▶ _Written instruction_: How would the C++ anonymous-namespace Q&A below continue after its final sentence?

Looking at someones code and this is what they have declared:

namespace {

  struct myStruct {
     int x;
     int y;
  } obj1;


..in a function I see it used like this:

myStruct& var = obj1;

(Notice namespace is anonymous.)

From how I see it used, I can not figure out why it is declared and used like this.

What does declaring it like this do differently?

Also, why is the pointer created like this rather than the traditional style shown here. i.e. myStruct *ptr;

Thank You!


Everything that's declared inside an anonymous namespace gets a unique, unknowable name, and thus cannot be referred to from any other translation unit. The anonymous namespace is thus guaranteed to be local to the current translation unit only, and never to clash with a different one.

For example, if you say namespace { int i; }, you are guaranteed that only the current translation unit sees the global i. Even if this declaration is in a header that's included in multiple, different TUs, each TU receives its own copy of the global variable (each with a different, unknowable fully-qualified name).

▶ _Provided material_:
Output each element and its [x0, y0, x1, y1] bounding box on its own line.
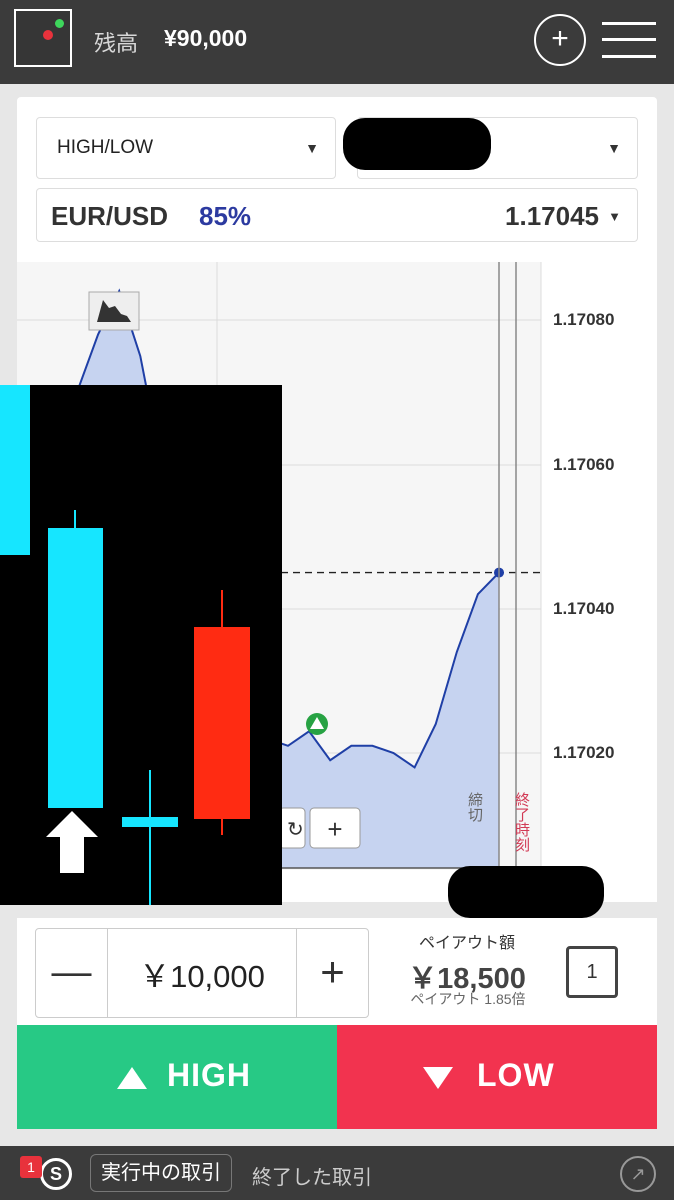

▶ _Response for this exercise_:
The effect was similar to declaring a global object static (which gives the global object internal linkage) in C++03, where objects in the anonymous namespace may still have external linkage. In C++11, names in an unnamed namespace have internal linkage as per 3.5/4, so the effect is exactly the same for variables and functions as declaring them static – but internal linkage applies to more than just variables and functions (e.g. enums, classes, templates), so as of C++11, you should always prefer unnamed namespaces!


In C++ you are only allowed to have one definition in a given named scope. If there are multiple translation units, you are still only allowed to have one definition but the compiler won't guarantee that all definitions are, indeed, identical. That is, if you need a local type, e.g., a struct or a class you need to make sure that the definition does not conflict with another type anywhere in any other translation unit. Doing this is pretty much impossible in a large project unless you have a way to somehow locally protect your type. This is what an unnamed namespace provides: any name defined within an unnamed namespace is unique within the entire executable.


It does basically the same thing as the static keyword but doesn't actually force internal linkage. The variable is still externally linked, you just have no way of resolving its name in any other translation unit. This was necessary because template arguments must have external linkage, or at least used to require such.

var is also not a pointer, it is a reference. It's not created like other pointers because it is not one.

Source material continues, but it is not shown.